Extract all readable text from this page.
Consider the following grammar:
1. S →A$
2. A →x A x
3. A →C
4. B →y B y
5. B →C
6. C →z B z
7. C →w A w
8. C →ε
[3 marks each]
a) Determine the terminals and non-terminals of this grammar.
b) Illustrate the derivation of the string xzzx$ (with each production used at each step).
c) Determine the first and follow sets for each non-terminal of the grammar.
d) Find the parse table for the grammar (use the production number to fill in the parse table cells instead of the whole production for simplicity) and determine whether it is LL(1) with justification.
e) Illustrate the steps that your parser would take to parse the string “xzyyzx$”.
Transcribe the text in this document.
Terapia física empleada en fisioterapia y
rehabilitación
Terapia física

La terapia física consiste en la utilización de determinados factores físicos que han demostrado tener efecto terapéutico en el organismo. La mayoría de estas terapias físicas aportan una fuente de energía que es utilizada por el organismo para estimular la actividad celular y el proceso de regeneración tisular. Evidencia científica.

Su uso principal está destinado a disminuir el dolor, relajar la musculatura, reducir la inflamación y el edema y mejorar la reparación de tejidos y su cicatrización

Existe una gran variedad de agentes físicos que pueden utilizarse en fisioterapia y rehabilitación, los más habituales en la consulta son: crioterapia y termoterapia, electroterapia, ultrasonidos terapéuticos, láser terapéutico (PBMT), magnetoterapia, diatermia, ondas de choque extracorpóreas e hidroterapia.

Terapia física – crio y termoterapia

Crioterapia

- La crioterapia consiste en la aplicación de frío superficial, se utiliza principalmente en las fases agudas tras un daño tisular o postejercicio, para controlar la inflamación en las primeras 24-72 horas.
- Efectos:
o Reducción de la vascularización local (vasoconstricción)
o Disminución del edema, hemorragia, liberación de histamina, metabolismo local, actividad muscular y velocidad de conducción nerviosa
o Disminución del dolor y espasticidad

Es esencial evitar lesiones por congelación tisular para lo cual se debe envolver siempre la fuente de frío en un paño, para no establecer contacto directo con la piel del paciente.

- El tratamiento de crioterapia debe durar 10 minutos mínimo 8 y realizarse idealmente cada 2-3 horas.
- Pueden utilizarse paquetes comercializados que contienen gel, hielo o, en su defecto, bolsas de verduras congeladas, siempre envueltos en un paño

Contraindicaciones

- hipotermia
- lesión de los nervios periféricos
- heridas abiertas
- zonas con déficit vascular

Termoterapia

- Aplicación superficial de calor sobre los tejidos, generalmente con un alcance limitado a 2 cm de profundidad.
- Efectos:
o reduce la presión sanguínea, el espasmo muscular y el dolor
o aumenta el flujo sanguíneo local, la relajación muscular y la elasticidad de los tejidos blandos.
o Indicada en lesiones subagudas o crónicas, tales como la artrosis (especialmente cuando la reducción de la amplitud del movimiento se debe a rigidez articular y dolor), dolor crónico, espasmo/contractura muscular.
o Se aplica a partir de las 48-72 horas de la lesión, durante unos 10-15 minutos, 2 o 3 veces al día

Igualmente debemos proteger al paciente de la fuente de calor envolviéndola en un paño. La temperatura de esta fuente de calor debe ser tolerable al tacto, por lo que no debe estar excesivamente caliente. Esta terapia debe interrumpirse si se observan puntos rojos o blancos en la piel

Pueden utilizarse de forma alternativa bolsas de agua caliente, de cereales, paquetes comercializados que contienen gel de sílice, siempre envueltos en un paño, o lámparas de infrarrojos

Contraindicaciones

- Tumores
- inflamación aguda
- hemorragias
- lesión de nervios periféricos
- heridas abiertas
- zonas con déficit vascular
━━━━━━━━━━━━━━━━━━━━━━━━━━━━━━
EXERCISE REQUIREMENTS:
In full and without edits, return the listing.

SOLUTION TO THE EXERCISE:
Extract all readable text from this page.
Consider the following grammar:
1. S →A$
2. A →x A x
3. A →C
4. B →y B y
5. B →C
6. C →z B z
7. C →w A w
8. C →ε
[3 marks each]
a) Determine the terminals and non-terminals of this grammar.
b) Illustrate the derivation of the string xzzx$ (with each production used at each step).
c) Determine the first and follow sets for each non-terminal of the grammar.
d) Find the parse table for the grammar (use the production number to fill in the parse table cells instead of the whole production for simplicity) and determine whether it is LL(1) with justification.
e) Illustrate the steps that your parser would take to parse the string “xzyyzx$”.
Transcribe the text in this document.
Terapia física empleada en fisioterapia y
rehabilitación
Terapia física

La terapia física consiste en la utilización de determinados factores físicos que han demostrado tener efecto terapéutico en el organismo. La mayoría de estas terapias físicas aportan una fuente de energía que es utilizada por el organismo para estimular la actividad celular y el proceso de regeneración tisular. Evidencia científica.

Su uso principal está destinado a disminuir el dolor, relajar la musculatura, reducir la inflamación y el edema y mejorar la reparación de tejidos y su cicatrización

Existe una gran variedad de agentes físicos que pueden utilizarse en fisioterapia y rehabilitación, los más habituales en la consulta son: crioterapia y termoterapia, electroterapia, ultrasonidos terapéuticos, láser terapéutico (PBMT), magnetoterapia, diatermia, ondas de choque extracorpóreas e hidroterapia.

Terapia física – crio y termoterapia

Crioterapia

- La crioterapia consiste en la aplicación de frío superficial, se utiliza principalmente en las fases agudas tras un daño tisular o postejercicio, para controlar la inflamación en las primeras 24-72 horas.
- Efectos:
o Reducción de la vascularización local (vasoconstricción)
o Disminución del edema, hemorragia, liberación de histamina, metabolismo local, actividad muscular y velocidad de conducción nerviosa
o Disminución del dolor y espasticidad

Es esencial evitar lesiones por congelación tisular para lo cual se debe envolver siempre la fuente de frío en un paño, para no establecer contacto directo con la piel del paciente.

- El tratamiento de crioterapia debe durar 10 minutos mínimo 8 y realizarse idealmente cada 2-3 horas.
- Pueden utilizarse paquetes comercializados que contienen gel, hielo o, en su defecto, bolsas de verduras congeladas, siempre envueltos en un paño

Contraindicaciones

- hipotermia
- lesión de los nervios periféricos
- heridas abiertas
- zonas con déficit vascular

Termoterapia

- Aplicación superficial de calor sobre los tejidos, generalmente con un alcance limitado a 2 cm de profundidad.
- Efectos:
o reduce la presión sanguínea, el espasmo muscular y el dolor
o aumenta el flujo sanguíneo local, la relajación muscular y la elasticidad de los tejidos blandos.
o Indicada en lesiones subagudas o crónicas, tales como la artrosis (especialmente cuando la reducción de la amplitud del movimiento se debe a rigidez articular y dolor), dolor crónico, espasmo/contractura muscular.
o Se aplica a partir de las 48-72 horas de la lesión, durante unos 10-15 minutos, 2 o 3 veces al día

Igualmente debemos proteger al paciente de la fuente de calor envolviéndola en un paño. La temperatura de esta fuente de calor debe ser tolerable al tacto, por lo que no debe estar excesivamente caliente. Esta terapia debe interrumpirse si se observan puntos rojos o blancos en la piel

Pueden utilizarse de forma alternativa bolsas de agua caliente, de cereales, paquetes comercializados que contienen gel de sílice, siempre envueltos en un paño, o lámparas de infrarrojos

Contraindicaciones

- Tumores
- inflamación aguda
- hemorragias
- lesión de nervios periféricos
- heridas abiertas
- zonas con déficit vascular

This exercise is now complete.